● **READING PASSAGE**:
----------------

Science Friday’s Flatow did not respond to multiple requests for comment, though in an email to one of his many agitated email correspondents, which was forwarded to Undark, the host indicated that upon release of the looming National Toxicology Program report, Science Friday plans to “revisit the issue in depth, as we have done in the past.” In a phone interview, Rachel Feltman, the science editor at Popular Science, stood by the magazine’s story. “All the reputable health agencies have looked at the available studies and the available evidence and concluded that cellphones almost certainly are not a health risk,” Feltman said.
“I think we make it very clear in our piece that, yes, there are individual studies that can be interpreted that way,” she added. “But when you look at the body of evidence as a whole, the scientific consensus is clear.”
In some ways, the disagreement here seems to hinge on how different stakeholders understand the word “evidence,” and how much of it they believe is necessary to present an actual risk. Does “evidence” simply mean that there is some reputable research out there that points, however tentatively, to a possible effect or impact — and if so, is that by itself something to fret over? Or does “evidence” mean, as Feltman suggests, that a clear scientific consensus has coalesced around one particular conclusion or another?
These aren’t, of course, strictly scientific questions. They’re moral and political — and even emotional and psychological ones, too. And all of that cuts to the heart of a quandary facing science journalists everywhere: On questions of scientific uncertainty and health, what does the public need to know? Should the press, in covering cell phone safety, give equal weight to every incremental study suggesting some possible health risk — or provide a platform for worried advocates each time such a study turns up in the scientific literature? Such a world would be a paralyzing and fearful place. And of course, some preliminary scientific concerns do prove overblown in the fullness of time.

----------------

● **Bounding box prediction data**:
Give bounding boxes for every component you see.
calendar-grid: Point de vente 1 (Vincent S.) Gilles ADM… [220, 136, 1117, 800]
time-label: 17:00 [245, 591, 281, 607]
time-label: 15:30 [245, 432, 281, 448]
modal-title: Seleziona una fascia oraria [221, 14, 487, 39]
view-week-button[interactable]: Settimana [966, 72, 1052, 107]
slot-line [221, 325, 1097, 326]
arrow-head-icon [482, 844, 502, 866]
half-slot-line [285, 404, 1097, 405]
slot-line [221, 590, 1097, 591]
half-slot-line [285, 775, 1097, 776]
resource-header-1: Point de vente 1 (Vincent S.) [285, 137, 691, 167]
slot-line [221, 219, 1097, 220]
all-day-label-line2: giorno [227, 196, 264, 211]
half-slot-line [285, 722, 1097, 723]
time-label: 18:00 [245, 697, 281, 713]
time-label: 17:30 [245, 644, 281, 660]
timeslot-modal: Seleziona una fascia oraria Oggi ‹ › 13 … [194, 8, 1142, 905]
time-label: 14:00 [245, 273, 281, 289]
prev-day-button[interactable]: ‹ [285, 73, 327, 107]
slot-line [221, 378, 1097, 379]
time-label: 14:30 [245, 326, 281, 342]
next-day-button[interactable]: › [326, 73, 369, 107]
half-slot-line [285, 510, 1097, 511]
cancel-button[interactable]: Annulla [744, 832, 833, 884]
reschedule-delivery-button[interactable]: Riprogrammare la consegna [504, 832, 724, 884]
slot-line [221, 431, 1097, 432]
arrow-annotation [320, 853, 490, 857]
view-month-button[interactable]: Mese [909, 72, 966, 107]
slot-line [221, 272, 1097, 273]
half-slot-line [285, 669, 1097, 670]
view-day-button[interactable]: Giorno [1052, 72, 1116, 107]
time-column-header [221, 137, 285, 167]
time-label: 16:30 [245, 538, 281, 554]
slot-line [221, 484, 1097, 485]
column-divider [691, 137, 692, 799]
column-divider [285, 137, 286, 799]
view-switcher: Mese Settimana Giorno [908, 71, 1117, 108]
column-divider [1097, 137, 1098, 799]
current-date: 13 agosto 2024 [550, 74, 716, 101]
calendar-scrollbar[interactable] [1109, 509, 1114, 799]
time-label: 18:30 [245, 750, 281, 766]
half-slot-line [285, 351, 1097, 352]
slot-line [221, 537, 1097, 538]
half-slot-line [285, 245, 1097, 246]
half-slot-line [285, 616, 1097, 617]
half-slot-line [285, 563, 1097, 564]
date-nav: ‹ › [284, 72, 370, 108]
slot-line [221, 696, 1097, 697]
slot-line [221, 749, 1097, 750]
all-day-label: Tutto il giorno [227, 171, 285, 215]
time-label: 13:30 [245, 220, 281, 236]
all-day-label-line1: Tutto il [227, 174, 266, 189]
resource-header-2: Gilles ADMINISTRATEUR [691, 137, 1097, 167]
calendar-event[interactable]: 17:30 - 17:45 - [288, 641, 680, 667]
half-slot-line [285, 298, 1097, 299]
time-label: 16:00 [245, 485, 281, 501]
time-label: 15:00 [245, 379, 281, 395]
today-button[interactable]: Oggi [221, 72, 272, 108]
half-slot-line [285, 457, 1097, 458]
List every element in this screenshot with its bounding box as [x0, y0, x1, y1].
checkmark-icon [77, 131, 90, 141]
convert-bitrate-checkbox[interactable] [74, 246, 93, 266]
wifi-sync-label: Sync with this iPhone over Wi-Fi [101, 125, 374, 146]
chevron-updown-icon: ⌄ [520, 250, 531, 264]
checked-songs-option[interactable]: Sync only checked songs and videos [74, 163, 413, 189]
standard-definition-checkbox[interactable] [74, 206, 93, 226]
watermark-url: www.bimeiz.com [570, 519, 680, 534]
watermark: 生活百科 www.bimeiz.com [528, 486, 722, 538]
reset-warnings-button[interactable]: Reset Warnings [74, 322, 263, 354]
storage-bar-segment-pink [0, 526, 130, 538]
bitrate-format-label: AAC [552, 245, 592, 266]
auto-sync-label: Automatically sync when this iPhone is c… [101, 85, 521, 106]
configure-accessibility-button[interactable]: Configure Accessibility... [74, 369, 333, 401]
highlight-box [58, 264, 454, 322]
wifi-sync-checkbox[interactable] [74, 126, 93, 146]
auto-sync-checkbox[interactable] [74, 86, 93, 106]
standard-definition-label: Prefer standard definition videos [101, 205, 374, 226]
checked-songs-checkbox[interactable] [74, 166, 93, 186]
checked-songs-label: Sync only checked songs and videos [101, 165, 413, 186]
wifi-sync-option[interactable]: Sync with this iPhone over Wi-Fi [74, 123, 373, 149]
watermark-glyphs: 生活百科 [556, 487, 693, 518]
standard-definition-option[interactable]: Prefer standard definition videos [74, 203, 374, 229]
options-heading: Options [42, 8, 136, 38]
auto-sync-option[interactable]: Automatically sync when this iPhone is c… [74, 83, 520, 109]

----------------

● **ACTIVITY**: Write out the part of the passage on cellphone safety coverage starting at "These aren’t, of" and ending at "fullness of time.". The records aren't needed for this work.

● **ANSWER TO THE PROBLEM**:
These aren’t, of course, strictly scientific questions. They’re moral and political — and even emotional and psychological ones, too. And all of that cuts to the heart of a quandary facing science journalists everywhere: On questions of scientific uncertainty and health, what does the public need to know? Should the press, in covering cell phone safety, give equal weight to every incremental study suggesting some possible health risk — or provide a platform for worried advocates each time such a study turns up in the scientific literature? Such a world would be a paralyzing and fearful place. And of course, some preliminary scientific concerns do prove overblown in the fullness of time.